§ **Stated exercise 1**:
In the records, starting with the line containing "x-tick-label: 50 bbox=[554, 436, 571, 451]" and going on through the line containing "grid-lines bbox=[80, 58, 576, 427]", rewrite those lines with "epochs" replaced by "iterations" and everything else left unchanged.

§ **Extract provided**:
## BEGIN

This article is one of the three serious articles that talk about Data. This is the first one. You can find the *second here* and the *third here*.

In one of my previous articles, when I tried to define what programming means, I talked about computers and what they do. I also talked a little about how they represent numerical values. This article will elaborate more and make you understand what data is, how we measure it, and how we represent numbers in computer memory. So, without further ado, let's get into it.

Let's start by defining what Data means. Data is nothing but some value that can be recorded in digital form. Data can be as simple as our names or ages. It can also be as complicated as graphs, charts, and maps. Simply put, Data is a symbolic representation of something in the real world on to computer's memory.

### Data Types

When we say some value that can be recorded digitally, the above definition clearly shows us that there are different forms of data. What I mean by that is, we don't represent names and numbers in the same format, right? They both have other representational structures. Names use alphabetic characters like A - Z or a - z, while ages use decimal characters like 0 - 9. Like wise, computers also have a different form of representation called Data Type that will answer its form. It will answer the questions like, is it a number or a string or some other format?

Now, the thing what I don't want you to get confused about is that different programming languages use various forms of data types. For example, in C++, the number 2 is represented as an integer. In contrast, 2.0 is described as a floating-point number. Still, they both fall into the same category called numbers when it comes to Python. One thing to note here is that, in computers, the actual representation of data remains as numbers, which means in a binary number representation; What really differentiates the form of Data is how much memory size we need to store it. Let's talk about how we measure data in computers to understand this.

## END

§ **Dataset**:
## BEGIN

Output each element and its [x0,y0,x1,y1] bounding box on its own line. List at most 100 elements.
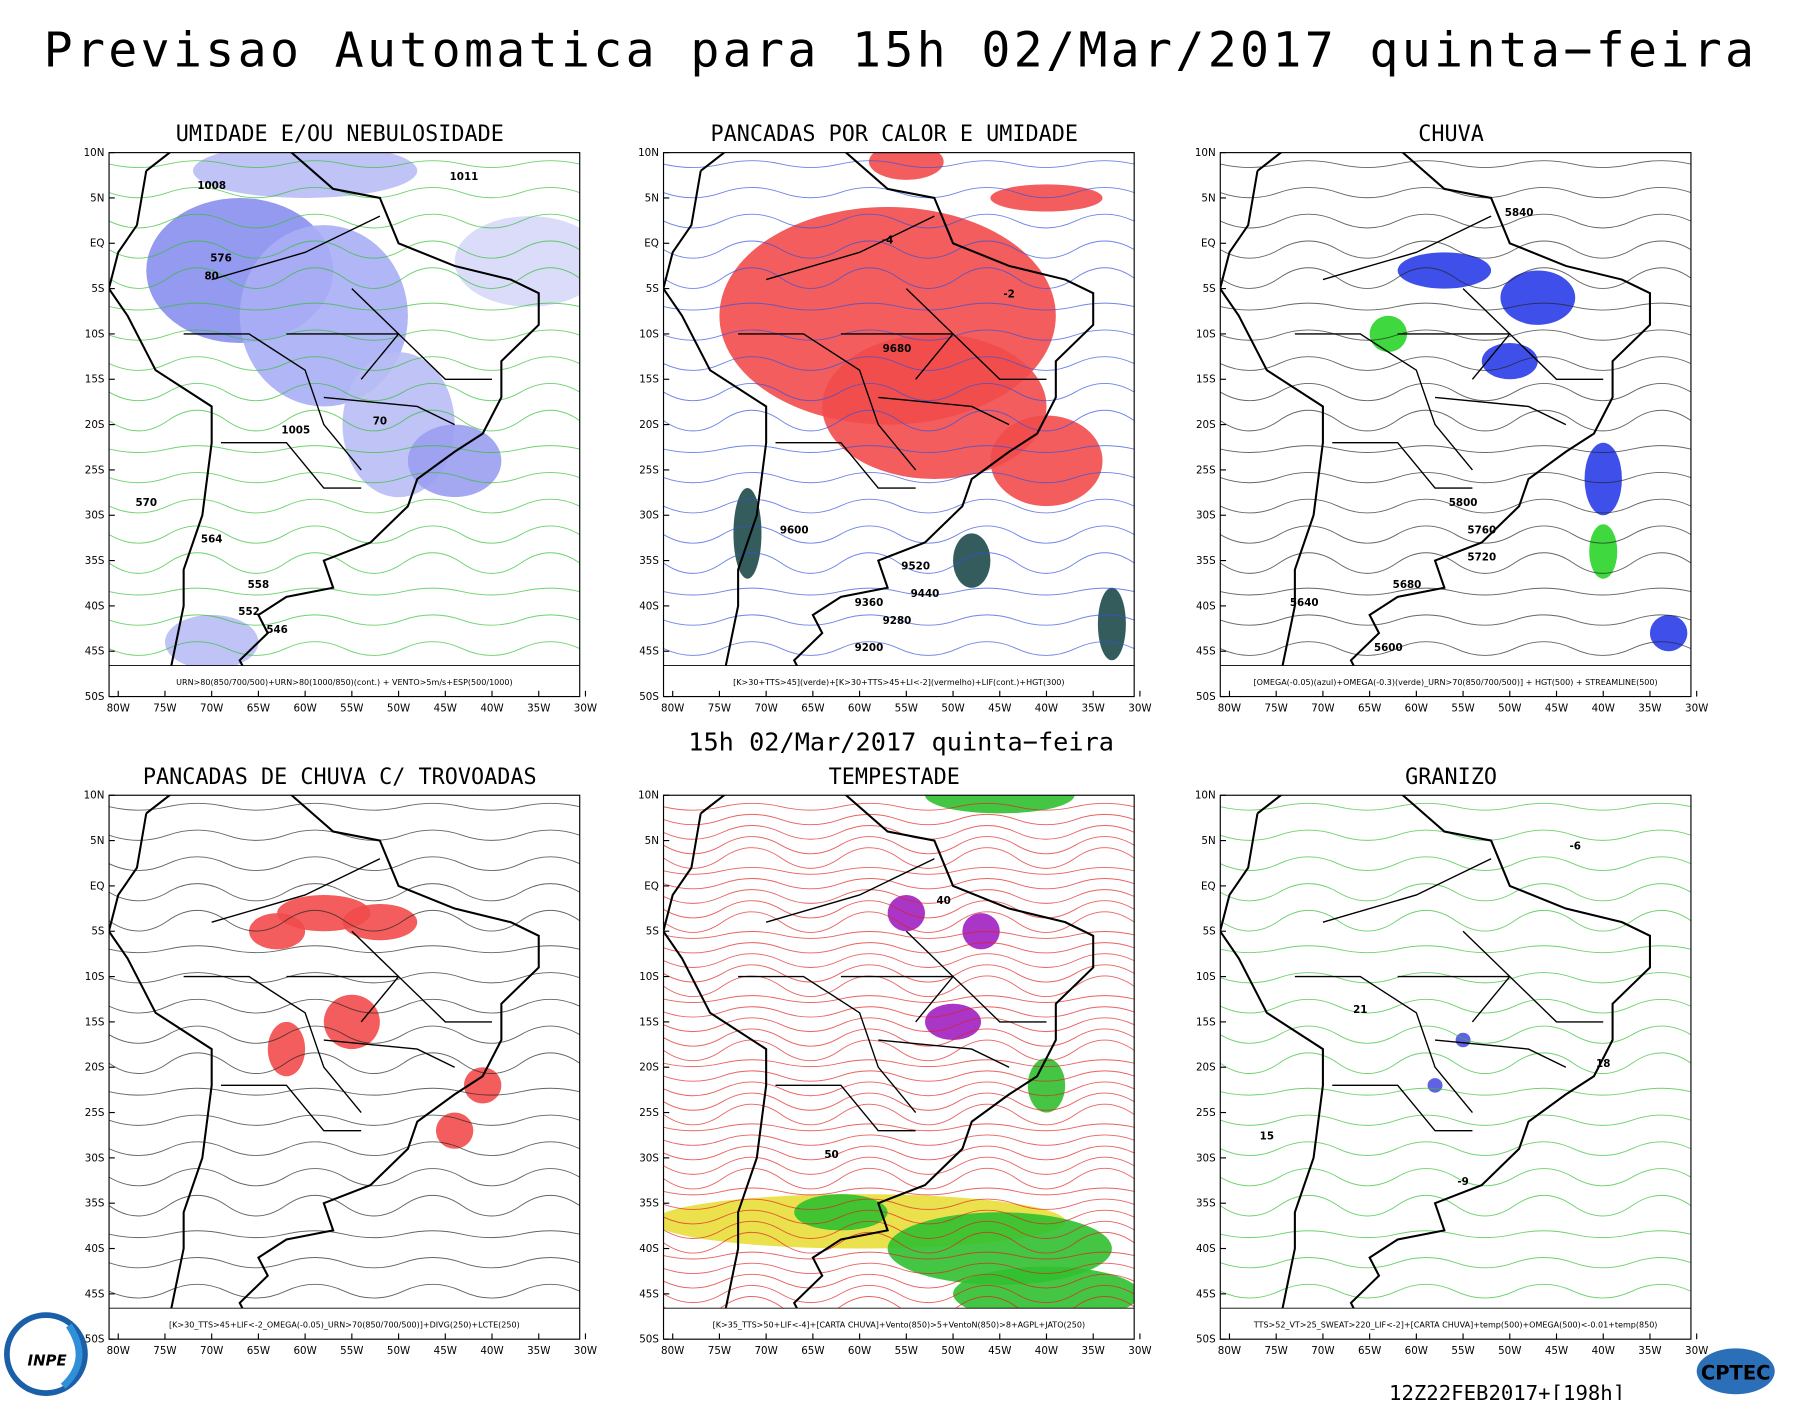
contour-line [1220,1168,1691,1187]
contour-line [109,498,580,514]
contour-label: -2 [1003,289,1014,301]
lon-tick-label: 70W [754,1345,777,1357]
lat-tick-label: 30S [85,510,105,522]
contour-line [1220,383,1691,402]
lon-tick-label: 70W [1311,702,1334,714]
lat-tick-label: 20S [1196,419,1216,431]
shaded-area [193,152,418,198]
map-panel: 18 15 21 -6 -9 TTS>52_VT>25_SWEAT>220_LIF<-2]… [1195,765,1709,1357]
lon-tick-label: 75W [1265,702,1288,714]
border [183,333,362,471]
contour-label: 5680 [1393,579,1422,591]
lon-tick-label: 50W [941,702,964,714]
lon-tick-label: 40W [1592,1345,1615,1357]
map-area: 1008 1011 576 80 70 1005 570 564 558 552 546 [109,152,580,666]
lat-tick-label: 10N [638,147,659,159]
contour-line [1220,267,1691,289]
contour-line [663,1167,1135,1190]
contour-label: 5800 [1449,497,1478,509]
lat-tick-label: 5S [1203,283,1216,295]
shaded-area [342,904,418,941]
contour-line [1220,1052,1691,1074]
contour-line [663,802,1135,811]
lat-tick-label: 15S [85,1016,105,1028]
contour-line [663,213,1135,229]
lat-tick-label: 10N [638,790,659,802]
lat-tick-label: 15S [639,374,659,386]
lon-tick-label: 55W [1451,702,1474,714]
lat-tick-label: 45S [85,646,105,658]
contour-line [663,1123,1135,1132]
contour-line [109,383,580,402]
contour-line [109,356,580,371]
contour-label: 40 [937,895,951,907]
border [221,1084,362,1132]
lat-tick-label: 35S [1196,555,1216,567]
lon-tick-label: 45W [1545,702,1568,714]
lat-tick-label: 20S [85,419,105,431]
map-panel: 40 50 [K>35_TTS>50+LIF<-4]+[CARTA CHUVA]+V… [638,765,1152,1357]
lon-tick-label: 55W [895,702,918,714]
contour-line [1220,641,1691,656]
border [351,930,400,1023]
border [775,1084,916,1132]
contour-line [109,641,580,656]
contour-line [663,1156,1135,1175]
shaded-area [868,152,944,180]
contour-line [663,1081,1135,1097]
lon-tick-label: 65W [247,702,270,714]
lat-tick-label: 50S [1196,691,1216,703]
panel-legend: [K>30_TTS>45+LIF<-2_OMEGA(-0.05)_URN>70(… [169,1321,520,1330]
contour-line [663,964,1135,983]
contour-line [663,1103,1135,1126]
border [1322,858,1492,923]
contour-line [663,1145,1135,1161]
contour-line [109,910,580,932]
contour-line [109,1141,580,1157]
lon-tick-label: 80W [661,1345,684,1357]
contour-line [663,813,1135,826]
contour-line [109,856,580,872]
contour-label: 570 [136,497,158,509]
contour-line [109,329,580,341]
contour-label: 9360 [855,597,884,609]
contour-line [663,1220,1135,1239]
coastline [663,795,1095,1309]
contour-line [1220,160,1691,168]
map-bg [109,795,580,1309]
panel-title: UMIDADE E/OU NEBULOSIDADE [176,122,504,147]
border [1294,975,1473,1113]
contour-line [1220,998,1691,1014]
lat-tick-label: 10S [1196,328,1216,340]
lat-tick-label: 5S [646,283,659,295]
lon-tick-label: 50W [1498,702,1521,714]
shaded-area [454,216,580,307]
border [323,396,455,426]
contour-line [663,240,1135,259]
lat-tick-label: 25S [1196,464,1216,476]
contour-line [663,1059,1135,1068]
contour-line [663,1251,1135,1260]
border [1294,333,1473,471]
panel-legend: [K>30+TTS>45](verde)+[K>30+TTS>45+LI<-2]… [733,678,1064,687]
lat-tick-label: 10S [1196,971,1216,983]
lon-tick-label: 30W [1685,1345,1708,1357]
contour-label: -9 [1457,1176,1468,1188]
lat-tick-label: 5N [1201,192,1215,204]
lat-tick-label: 30S [1196,510,1216,522]
lat-tick-label: 20S [639,1062,659,1074]
panel-legend: URN>80(850/700/500)+URN>80(1000/850)(con… [176,678,512,687]
footer: 12Z22FEB2017+[198h] [1389,1381,1625,1400]
shaded-area [887,1212,1112,1285]
lon-tick-label: 70W [1311,1345,1334,1357]
contour-line [109,1230,580,1239]
contour-line [663,471,1135,484]
lon-tick-label: 55W [1451,1345,1474,1357]
contour-line [663,1262,1135,1274]
shaded-area [1589,524,1618,579]
contour-line [109,587,580,596]
lon-tick-label: 80W [661,702,684,714]
border [221,442,362,489]
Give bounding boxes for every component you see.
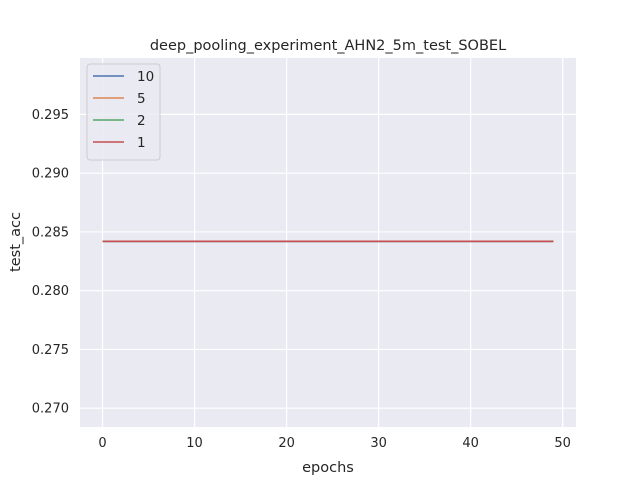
x-tick-label: 50 bbox=[554, 436, 571, 451]
x-axis-label: epochs bbox=[302, 460, 354, 476]
x-tick-label: 10 bbox=[186, 436, 203, 451]
x-tick-label: 30 bbox=[370, 436, 387, 451]
y-axis-label: test_acc bbox=[8, 212, 24, 272]
grid-lines bbox=[80, 58, 576, 427]
y-tick-label: 0.270 bbox=[32, 402, 69, 417]
plot-area bbox=[80, 58, 576, 427]
legend-label-1: 1 bbox=[137, 135, 146, 151]
legend-label-2: 2 bbox=[137, 113, 146, 129]
x-tick-label: 0 bbox=[98, 436, 106, 451]
y-tick-label: 0.295 bbox=[32, 108, 69, 123]
y-tick-labels: 0.270 0.275 0.280 0.285 0.290 0.295 bbox=[32, 108, 69, 417]
y-tick-label: 0.275 bbox=[32, 343, 69, 358]
y-tick-label: 0.290 bbox=[32, 167, 69, 182]
x-tick-label: 20 bbox=[278, 436, 295, 451]
chart-title: deep_pooling_experiment_AHN2_5m_test_SOB… bbox=[150, 38, 506, 54]
y-tick-label: 0.280 bbox=[32, 284, 69, 299]
legend: 10 5 2 1 bbox=[86, 63, 161, 161]
legend-label-10: 10 bbox=[137, 69, 154, 85]
x-tick-label: 40 bbox=[462, 436, 479, 451]
legend-label-5: 5 bbox=[137, 91, 146, 107]
x-tick-labels: 0 10 20 30 40 50 bbox=[98, 436, 571, 451]
y-tick-label: 0.285 bbox=[32, 225, 69, 240]
legend-box bbox=[86, 63, 161, 161]
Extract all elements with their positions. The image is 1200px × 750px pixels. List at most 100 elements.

## END

§ **Stated exercise 2**:
According to the article on data, how is the number 2.0 described in C++?

§ **Worked solution 1**:
x-tick-label: 50 bbox=[554, 436, 571, 451]
x-axis-label: iterations bbox=[302, 460, 354, 476]
x-tick-label: 10 bbox=[186, 436, 203, 451]
x-tick-label: 30 bbox=[370, 436, 387, 451]
y-axis-label: test_acc bbox=[8, 212, 24, 272]
grid-lines bbox=[80, 58, 576, 427]

§ **Worked solution 2**:
It is described as a floating-point number.